__Exercise brief__
Make an exact copy of all the records.

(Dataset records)
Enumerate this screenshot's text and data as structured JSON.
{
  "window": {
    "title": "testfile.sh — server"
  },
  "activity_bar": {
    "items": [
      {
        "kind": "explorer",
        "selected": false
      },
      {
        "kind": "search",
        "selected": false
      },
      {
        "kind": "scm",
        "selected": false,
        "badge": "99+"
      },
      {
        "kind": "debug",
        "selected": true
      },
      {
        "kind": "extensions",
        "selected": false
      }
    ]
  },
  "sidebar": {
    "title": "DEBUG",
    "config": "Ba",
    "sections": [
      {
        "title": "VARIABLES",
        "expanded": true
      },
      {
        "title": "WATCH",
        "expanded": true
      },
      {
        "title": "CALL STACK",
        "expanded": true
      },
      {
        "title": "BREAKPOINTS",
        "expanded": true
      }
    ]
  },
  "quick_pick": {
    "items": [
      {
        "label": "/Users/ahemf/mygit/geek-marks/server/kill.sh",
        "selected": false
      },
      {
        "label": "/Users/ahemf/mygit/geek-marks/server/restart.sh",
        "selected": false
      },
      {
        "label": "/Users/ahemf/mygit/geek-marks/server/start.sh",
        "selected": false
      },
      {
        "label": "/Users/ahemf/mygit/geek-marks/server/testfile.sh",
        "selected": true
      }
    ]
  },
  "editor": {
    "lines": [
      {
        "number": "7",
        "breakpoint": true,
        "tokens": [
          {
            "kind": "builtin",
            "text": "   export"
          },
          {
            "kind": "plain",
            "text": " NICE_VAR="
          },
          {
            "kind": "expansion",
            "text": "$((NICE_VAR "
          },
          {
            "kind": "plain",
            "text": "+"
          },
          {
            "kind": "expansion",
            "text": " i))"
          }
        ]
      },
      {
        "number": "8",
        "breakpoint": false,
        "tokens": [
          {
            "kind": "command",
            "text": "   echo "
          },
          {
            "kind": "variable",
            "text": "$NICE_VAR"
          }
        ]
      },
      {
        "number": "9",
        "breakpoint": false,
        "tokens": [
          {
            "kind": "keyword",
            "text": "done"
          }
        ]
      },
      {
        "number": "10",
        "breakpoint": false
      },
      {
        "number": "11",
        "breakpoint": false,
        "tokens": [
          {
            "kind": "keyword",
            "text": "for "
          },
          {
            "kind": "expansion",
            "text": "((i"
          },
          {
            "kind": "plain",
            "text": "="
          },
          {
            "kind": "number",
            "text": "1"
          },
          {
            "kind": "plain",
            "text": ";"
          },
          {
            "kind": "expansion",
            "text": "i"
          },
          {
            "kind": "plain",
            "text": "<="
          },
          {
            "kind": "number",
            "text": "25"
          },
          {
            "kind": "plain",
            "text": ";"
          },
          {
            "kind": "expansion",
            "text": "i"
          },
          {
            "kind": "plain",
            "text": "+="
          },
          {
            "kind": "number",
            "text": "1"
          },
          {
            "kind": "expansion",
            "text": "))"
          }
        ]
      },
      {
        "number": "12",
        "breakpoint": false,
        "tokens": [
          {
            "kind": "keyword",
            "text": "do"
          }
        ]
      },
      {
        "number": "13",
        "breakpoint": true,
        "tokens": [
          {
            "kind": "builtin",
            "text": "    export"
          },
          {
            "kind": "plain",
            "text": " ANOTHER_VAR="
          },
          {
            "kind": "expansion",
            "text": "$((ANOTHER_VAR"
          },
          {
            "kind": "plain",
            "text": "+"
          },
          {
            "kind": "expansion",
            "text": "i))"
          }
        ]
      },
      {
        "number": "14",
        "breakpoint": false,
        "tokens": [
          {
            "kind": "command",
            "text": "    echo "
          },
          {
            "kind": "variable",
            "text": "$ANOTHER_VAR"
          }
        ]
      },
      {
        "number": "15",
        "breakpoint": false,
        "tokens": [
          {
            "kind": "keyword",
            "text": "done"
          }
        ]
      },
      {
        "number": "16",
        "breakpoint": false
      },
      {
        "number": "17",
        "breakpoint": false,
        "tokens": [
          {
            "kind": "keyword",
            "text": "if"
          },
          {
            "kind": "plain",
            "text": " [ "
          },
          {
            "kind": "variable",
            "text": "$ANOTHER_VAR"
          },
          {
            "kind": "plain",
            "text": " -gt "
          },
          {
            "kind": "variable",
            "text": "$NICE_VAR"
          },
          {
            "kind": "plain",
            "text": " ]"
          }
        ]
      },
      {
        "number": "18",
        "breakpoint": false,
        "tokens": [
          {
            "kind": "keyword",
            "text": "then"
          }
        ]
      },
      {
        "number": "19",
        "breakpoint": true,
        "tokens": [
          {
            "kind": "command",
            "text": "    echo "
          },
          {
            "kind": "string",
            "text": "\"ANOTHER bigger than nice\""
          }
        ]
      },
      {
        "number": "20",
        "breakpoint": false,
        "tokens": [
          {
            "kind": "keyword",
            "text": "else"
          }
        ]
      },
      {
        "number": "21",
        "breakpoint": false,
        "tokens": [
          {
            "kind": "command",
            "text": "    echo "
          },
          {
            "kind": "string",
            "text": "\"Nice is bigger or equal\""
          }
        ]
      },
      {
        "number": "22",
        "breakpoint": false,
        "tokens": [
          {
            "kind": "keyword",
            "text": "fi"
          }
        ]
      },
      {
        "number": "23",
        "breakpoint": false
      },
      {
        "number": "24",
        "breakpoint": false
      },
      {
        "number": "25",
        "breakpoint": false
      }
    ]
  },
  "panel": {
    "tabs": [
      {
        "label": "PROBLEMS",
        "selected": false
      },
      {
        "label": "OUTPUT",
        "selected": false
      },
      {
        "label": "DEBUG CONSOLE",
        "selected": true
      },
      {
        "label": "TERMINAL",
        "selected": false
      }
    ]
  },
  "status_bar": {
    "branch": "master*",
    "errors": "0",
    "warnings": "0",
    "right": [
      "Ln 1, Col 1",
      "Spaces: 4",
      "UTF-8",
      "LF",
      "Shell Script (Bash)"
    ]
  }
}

__In response__
Enumerate this screenshot's text and data as structured JSON.
{
  "window": {
    "title": "testfile.sh — server"
  },
  "activity_bar": {
    "items": [
      {
        "kind": "explorer",
        "selected": false
      },
      {
        "kind": "search",
        "selected": false
      },
      {
        "kind": "scm",
        "selected": false,
        "badge": "99+"
      },
      {
        "kind": "debug",
        "selected": true
      },
      {
        "kind": "extensions",
        "selected": false
      }
    ]
  },
  "sidebar": {
    "title": "DEBUG",
    "config": "Ba",
    "sections": [
      {
        "title": "VARIABLES",
        "expanded": true
      },
      {
        "title": "WATCH",
        "expanded": true
      },
      {
        "title": "CALL STACK",
        "expanded": true
      },
      {
        "title": "BREAKPOINTS",
        "expanded": true
      }
    ]
  },
  "quick_pick": {
    "items": [
      {
        "label": "/Users/ahemf/mygit/geek-marks/server/kill.sh",
        "selected": false
      },
      {
        "label": "/Users/ahemf/mygit/geek-marks/server/restart.sh",
        "selected": false
      },
      {
        "label": "/Users/ahemf/mygit/geek-marks/server/start.sh",
        "selected": false
      },
      {
        "label": "/Users/ahemf/mygit/geek-marks/server/testfile.sh",
        "selected": true
      }
    ]
  },
  "editor": {
    "lines": [
      {
        "number": "7",
        "breakpoint": true,
        "tokens": [
          {
            "kind": "builtin",
            "text": "   export"
          },
          {
            "kind": "plain",
            "text": " NICE_VAR="
          },
          {
            "kind": "expansion",
            "text": "$((NICE_VAR "
          },
          {
            "kind": "plain",
            "text": "+"
          },
          {
            "kind": "expansion",
            "text": " i))"
          }
        ]
      },
      {
        "number": "8",
        "breakpoint": false,
        "tokens": [
          {
            "kind": "command",
            "text": "   echo "
          },
          {
            "kind": "variable",
            "text": "$NICE_VAR"
          }
        ]
      },
      {
        "number": "9",
        "breakpoint": false,
        "tokens": [
          {
            "kind": "keyword",
            "text": "done"
          }
        ]
      },
      {
        "number": "10",
        "breakpoint": false
      },
      {
        "number": "11",
        "breakpoint": false,
        "tokens": [
          {
            "kind": "keyword",
            "text": "for "
          },
          {
            "kind": "expansion",
            "text": "((i"
          },
          {
            "kind": "plain",
            "text": "="
          },
          {
            "kind": "number",
            "text": "1"
          },
          {
            "kind": "plain",
            "text": ";"
          },
          {
            "kind": "expansion",
            "text": "i"
          },
          {
            "kind": "plain",
            "text": "<="
          },
          {
            "kind": "number",
            "text": "25"
          },
          {
            "kind": "plain",
            "text": ";"
          },
          {
            "kind": "expansion",
            "text": "i"
          },
          {
            "kind": "plain",
            "text": "+="
          },
          {
            "kind": "number",
            "text": "1"
          },
          {
            "kind": "expansion",
            "text": "))"
          }
        ]
      },
      {
        "number": "12",
        "breakpoint": false,
        "tokens": [
          {
            "kind": "keyword",
            "text": "do"
          }
        ]
      },
      {
        "number": "13",
        "breakpoint": true,
        "tokens": [
          {
            "kind": "builtin",
            "text": "    export"
          },
          {
            "kind": "plain",
            "text": " ANOTHER_VAR="
          },
          {
            "kind": "expansion",
            "text": "$((ANOTHER_VAR"
          },
          {
            "kind": "plain",
            "text": "+"
          },
          {
            "kind": "expansion",
            "text": "i))"
          }
        ]
      },
      {
        "number": "14",
        "breakpoint": false,
        "tokens": [
          {
            "kind": "command",
            "text": "    echo "
          },
          {
            "kind": "variable",
            "text": "$ANOTHER_VAR"
          }
        ]
      },
      {
        "number": "15",
        "breakpoint": false,
        "tokens": [
          {
            "kind": "keyword",
            "text": "done"
          }
        ]
      },
      {
        "number": "16",
        "breakpoint": false
      },
      {
        "number": "17",
        "breakpoint": false,
        "tokens": [
          {
            "kind": "keyword",
            "text": "if"
          },
          {
            "kind": "plain",
            "text": " [ "
          },
          {
            "kind": "variable",
            "text": "$ANOTHER_VAR"
          },
          {
            "kind": "plain",
            "text": " -gt "
          },
          {
            "kind": "variable",
            "text": "$NICE_VAR"
          },
          {
            "kind": "plain",
            "text": " ]"
          }
        ]
      },
      {
        "number": "18",
        "breakpoint": false,
        "tokens": [
          {
            "kind": "keyword",
            "text": "then"
          }
        ]
      },
      {
        "number": "19",
        "breakpoint": true,
        "tokens": [
          {
            "kind": "command",
            "text": "    echo "
          },
          {
            "kind": "string",
            "text": "\"ANOTHER bigger than nice\""
          }
        ]
      },
      {
        "number": "20",
        "breakpoint": false,
        "tokens": [
          {
            "kind": "keyword",
            "text": "else"
          }
        ]
      },
      {
        "number": "21",
        "breakpoint": false,
        "tokens": [
          {
            "kind": "command",
            "text": "    echo "
          },
          {
            "kind": "string",
            "text": "\"Nice is bigger or equal\""
          }
        ]
      },
      {
        "number": "22",
        "breakpoint": false,
        "tokens": [
          {
            "kind": "keyword",
            "text": "fi"
          }
        ]
      },
      {
        "number": "23",
        "breakpoint": false
      },
      {
        "number": "24",
        "breakpoint": false
      },
      {
        "number": "25",
        "breakpoint": false
      }
    ]
  },
  "panel": {
    "tabs": [
      {
        "label": "PROBLEMS",
        "selected": false
      },
      {
        "label": "OUTPUT",
        "selected": false
      },
      {
        "label": "DEBUG CONSOLE",
        "selected": true
      },
      {
        "label": "TERMINAL",
        "selected": false
      }
    ]
  },
  "status_bar": {
    "branch": "master*",
    "errors": "0",
    "warnings": "0",
    "right": [
      "Ln 1, Col 1",
      "Spaces: 4",
      "UTF-8",
      "LF",
      "Shell Script (Bash)"
    ]
  }
}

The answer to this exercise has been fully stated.